### Given problem
Give back everything from the start of the listing down to the line containing "sidebar-item-mirror[interactable]: Mirror [51,83,357,139]", with "Customized" switched to "Custom" and nothing else changed.
+++++
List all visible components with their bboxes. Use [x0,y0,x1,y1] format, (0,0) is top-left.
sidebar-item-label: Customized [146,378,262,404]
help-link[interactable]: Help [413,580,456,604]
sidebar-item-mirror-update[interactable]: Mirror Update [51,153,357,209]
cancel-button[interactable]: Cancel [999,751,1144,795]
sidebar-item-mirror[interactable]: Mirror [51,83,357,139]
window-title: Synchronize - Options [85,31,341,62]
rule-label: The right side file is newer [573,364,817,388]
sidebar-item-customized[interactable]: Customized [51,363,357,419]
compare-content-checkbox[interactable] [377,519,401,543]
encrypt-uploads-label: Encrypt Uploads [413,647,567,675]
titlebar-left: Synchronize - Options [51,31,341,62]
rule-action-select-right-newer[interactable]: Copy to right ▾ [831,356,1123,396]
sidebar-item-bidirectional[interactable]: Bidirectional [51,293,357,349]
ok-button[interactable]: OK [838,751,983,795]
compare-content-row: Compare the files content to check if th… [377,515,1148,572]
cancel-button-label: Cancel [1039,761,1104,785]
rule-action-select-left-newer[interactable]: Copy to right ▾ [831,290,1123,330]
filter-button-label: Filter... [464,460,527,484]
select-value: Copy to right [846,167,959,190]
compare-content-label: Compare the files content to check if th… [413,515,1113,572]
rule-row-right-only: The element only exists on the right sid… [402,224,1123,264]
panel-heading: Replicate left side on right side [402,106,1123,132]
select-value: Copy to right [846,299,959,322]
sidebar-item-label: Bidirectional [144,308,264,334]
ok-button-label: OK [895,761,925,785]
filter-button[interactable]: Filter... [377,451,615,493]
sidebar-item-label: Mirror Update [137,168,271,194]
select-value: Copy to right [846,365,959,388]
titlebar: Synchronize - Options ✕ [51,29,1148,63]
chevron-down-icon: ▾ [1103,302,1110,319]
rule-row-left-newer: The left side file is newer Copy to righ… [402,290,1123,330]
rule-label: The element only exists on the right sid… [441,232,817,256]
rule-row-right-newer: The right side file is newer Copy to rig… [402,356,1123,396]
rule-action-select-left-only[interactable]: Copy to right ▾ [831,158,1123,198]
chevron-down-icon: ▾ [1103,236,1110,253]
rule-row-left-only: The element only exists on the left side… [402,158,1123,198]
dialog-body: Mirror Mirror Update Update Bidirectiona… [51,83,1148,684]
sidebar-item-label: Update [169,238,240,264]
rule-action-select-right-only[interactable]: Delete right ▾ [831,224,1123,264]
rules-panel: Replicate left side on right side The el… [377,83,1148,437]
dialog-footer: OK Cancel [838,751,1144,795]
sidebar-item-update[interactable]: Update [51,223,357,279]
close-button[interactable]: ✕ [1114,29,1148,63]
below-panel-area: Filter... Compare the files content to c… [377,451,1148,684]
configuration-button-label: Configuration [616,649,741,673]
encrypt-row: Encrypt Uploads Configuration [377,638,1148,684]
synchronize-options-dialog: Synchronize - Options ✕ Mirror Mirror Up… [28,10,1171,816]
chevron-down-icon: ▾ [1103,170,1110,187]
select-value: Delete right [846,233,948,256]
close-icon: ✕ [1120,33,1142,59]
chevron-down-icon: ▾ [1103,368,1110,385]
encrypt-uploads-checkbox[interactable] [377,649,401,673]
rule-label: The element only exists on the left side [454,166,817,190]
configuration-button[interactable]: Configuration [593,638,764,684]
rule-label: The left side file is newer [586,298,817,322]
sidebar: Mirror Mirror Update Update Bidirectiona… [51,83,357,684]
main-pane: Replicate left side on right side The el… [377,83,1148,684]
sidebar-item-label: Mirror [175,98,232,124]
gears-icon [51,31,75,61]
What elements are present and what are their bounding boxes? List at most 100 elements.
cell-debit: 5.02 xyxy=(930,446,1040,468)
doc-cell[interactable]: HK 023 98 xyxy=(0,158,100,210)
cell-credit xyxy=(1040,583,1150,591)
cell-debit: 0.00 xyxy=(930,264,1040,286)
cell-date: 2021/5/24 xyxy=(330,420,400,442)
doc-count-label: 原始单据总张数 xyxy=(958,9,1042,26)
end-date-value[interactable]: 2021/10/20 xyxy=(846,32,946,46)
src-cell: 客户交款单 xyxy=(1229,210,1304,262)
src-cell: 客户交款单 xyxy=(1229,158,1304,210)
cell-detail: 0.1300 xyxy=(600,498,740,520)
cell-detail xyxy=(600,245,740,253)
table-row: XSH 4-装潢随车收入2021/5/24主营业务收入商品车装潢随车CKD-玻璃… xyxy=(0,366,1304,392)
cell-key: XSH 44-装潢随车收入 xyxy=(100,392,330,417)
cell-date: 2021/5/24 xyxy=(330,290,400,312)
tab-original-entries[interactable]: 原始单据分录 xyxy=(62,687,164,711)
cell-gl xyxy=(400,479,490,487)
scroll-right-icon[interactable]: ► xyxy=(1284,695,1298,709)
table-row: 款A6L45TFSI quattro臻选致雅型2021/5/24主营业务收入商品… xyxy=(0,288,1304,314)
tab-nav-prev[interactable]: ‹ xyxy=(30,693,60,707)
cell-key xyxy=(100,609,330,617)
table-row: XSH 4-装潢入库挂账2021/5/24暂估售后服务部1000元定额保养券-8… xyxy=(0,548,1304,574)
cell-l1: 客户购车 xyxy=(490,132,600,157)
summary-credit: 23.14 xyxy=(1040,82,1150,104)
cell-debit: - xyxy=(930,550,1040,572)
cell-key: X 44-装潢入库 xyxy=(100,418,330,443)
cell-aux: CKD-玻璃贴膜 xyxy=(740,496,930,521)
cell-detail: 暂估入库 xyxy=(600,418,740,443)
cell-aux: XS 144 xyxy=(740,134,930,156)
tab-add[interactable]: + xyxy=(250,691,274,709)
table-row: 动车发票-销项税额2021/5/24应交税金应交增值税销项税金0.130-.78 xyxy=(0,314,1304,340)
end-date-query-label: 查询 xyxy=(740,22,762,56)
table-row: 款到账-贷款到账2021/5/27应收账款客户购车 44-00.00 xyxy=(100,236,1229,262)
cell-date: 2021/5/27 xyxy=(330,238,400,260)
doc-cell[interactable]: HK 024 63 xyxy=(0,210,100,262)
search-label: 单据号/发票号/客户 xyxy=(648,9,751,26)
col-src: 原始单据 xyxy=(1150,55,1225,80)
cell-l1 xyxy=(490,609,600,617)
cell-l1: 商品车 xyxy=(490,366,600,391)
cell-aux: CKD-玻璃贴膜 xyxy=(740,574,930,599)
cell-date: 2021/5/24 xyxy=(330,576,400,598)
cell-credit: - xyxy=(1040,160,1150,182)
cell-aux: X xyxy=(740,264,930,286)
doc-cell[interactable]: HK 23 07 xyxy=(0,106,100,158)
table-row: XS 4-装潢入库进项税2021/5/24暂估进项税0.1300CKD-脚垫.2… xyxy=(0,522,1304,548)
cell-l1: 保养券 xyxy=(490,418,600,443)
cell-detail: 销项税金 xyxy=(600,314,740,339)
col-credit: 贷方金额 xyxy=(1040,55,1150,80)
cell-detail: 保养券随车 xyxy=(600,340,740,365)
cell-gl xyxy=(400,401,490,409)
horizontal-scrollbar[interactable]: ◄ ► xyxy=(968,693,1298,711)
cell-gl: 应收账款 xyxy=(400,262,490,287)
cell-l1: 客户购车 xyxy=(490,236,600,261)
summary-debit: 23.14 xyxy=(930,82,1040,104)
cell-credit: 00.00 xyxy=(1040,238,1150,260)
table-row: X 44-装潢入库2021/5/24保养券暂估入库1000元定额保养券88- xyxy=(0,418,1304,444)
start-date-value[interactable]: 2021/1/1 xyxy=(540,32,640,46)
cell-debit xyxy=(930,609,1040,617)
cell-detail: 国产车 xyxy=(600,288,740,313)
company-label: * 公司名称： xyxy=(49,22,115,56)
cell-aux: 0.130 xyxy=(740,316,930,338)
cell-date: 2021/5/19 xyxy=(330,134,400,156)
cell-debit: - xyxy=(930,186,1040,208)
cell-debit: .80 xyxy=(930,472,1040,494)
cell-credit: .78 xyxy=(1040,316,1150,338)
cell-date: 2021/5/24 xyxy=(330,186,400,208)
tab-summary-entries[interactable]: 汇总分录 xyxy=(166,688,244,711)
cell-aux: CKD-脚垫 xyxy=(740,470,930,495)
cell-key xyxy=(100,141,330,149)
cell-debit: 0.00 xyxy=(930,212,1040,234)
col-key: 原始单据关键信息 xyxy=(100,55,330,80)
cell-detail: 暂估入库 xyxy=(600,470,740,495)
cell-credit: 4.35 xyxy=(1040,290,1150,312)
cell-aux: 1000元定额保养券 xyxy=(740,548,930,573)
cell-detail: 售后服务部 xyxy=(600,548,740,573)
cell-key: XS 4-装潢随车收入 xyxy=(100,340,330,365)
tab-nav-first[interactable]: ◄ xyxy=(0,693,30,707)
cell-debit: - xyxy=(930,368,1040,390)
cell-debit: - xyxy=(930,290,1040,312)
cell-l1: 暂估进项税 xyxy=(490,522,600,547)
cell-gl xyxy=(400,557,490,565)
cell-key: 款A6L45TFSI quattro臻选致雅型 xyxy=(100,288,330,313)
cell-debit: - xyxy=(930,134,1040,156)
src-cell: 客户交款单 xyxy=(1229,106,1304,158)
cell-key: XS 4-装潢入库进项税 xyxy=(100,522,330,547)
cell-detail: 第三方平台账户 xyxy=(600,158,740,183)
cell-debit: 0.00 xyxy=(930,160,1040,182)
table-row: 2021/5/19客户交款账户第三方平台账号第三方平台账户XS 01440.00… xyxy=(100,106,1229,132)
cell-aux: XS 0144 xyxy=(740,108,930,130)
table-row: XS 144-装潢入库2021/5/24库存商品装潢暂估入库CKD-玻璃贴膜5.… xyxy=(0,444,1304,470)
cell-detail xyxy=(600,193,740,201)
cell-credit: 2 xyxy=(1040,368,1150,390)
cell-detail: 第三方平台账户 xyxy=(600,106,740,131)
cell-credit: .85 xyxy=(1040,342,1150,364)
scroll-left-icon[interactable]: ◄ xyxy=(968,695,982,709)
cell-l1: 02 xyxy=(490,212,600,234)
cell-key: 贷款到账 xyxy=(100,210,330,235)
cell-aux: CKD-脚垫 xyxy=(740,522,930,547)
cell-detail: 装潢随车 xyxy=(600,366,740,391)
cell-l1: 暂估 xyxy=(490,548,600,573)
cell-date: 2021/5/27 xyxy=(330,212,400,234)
+++++
### Exercise output
List all visible components with their bboxes. Use [x0,y0,x1,y1] format, (0,0) is top-left.
sidebar-item-label: Custom [146,378,262,404]
help-link[interactable]: Help [413,580,456,604]
sidebar-item-mirror-update[interactable]: Mirror Update [51,153,357,209]
cancel-button[interactable]: Cancel [999,751,1144,795]
sidebar-item-mirror[interactable]: Mirror [51,83,357,139]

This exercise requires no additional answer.